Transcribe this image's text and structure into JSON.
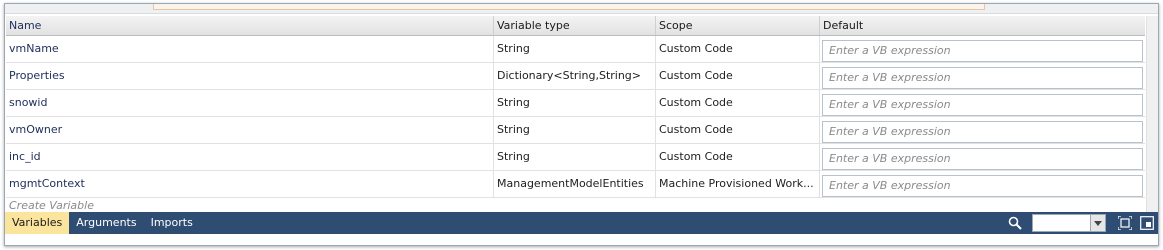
{
  "columns": {
    "name": "Name",
    "type": "Variable type",
    "scope": "Scope",
    "default": "Default"
  },
  "variables": [
    {
      "name": "vmName",
      "type": "String",
      "scope": "Custom Code"
    },
    {
      "name": "Properties",
      "type": "Dictionary<String,String>",
      "scope": "Custom Code"
    },
    {
      "name": "snowid",
      "type": "String",
      "scope": "Custom Code"
    },
    {
      "name": "vmOwner",
      "type": "String",
      "scope": "Custom Code"
    },
    {
      "name": "inc_id",
      "type": "String",
      "scope": "Custom Code"
    },
    {
      "name": "mgmtContext",
      "type": "ManagementModelEntities",
      "scope": "Machine Provisioned Work..."
    }
  ],
  "default_placeholder": "Enter a VB expression",
  "create_variable": "Create Variable",
  "tabs": [
    {
      "label": "Variables",
      "active": true
    },
    {
      "label": "Arguments",
      "active": false
    },
    {
      "label": "Imports",
      "active": false
    }
  ],
  "zoom_value": "",
  "icons": {
    "search": "search-icon",
    "dropdown": "chevron-down-icon",
    "fit": "fit-to-screen-icon",
    "overview": "overview-icon"
  },
  "colors": {
    "bottom_bar": "#2f4d73",
    "active_tab": "#fbe49c"
  }
}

- WRITTEN EXERCISE:
Write the entries above out again exactly, but not the pictures.

- IN RESPONSE:
Transcribe this image's text and structure into JSON.
{
  "columns": {
    "name": "Name",
    "type": "Variable type",
    "scope": "Scope",
    "default": "Default"
  },
  "variables": [
    {
      "name": "vmName",
      "type": "String",
      "scope": "Custom Code"
    },
    {
      "name": "Properties",
      "type": "Dictionary<String,String>",
      "scope": "Custom Code"
    },
    {
      "name": "snowid",
      "type": "String",
      "scope": "Custom Code"
    },
    {
      "name": "vmOwner",
      "type": "String",
      "scope": "Custom Code"
    },
    {
      "name": "inc_id",
      "type": "String",
      "scope": "Custom Code"
    },
    {
      "name": "mgmtContext",
      "type": "ManagementModelEntities",
      "scope": "Machine Provisioned Work..."
    }
  ],
  "default_placeholder": "Enter a VB expression",
  "create_variable": "Create Variable",
  "tabs": [
    {
      "label": "Variables",
      "active": true
    },
    {
      "label": "Arguments",
      "active": false
    },
    {
      "label": "Imports",
      "active": false
    }
  ],
  "zoom_value": "",
  "icons": {
    "search": "search-icon",
    "dropdown": "chevron-down-icon",
    "fit": "fit-to-screen-icon",
    "overview": "overview-icon"
  },
  "colors": {
    "bottom_bar": "#2f4d73",
    "active_tab": "#fbe49c"
  }
}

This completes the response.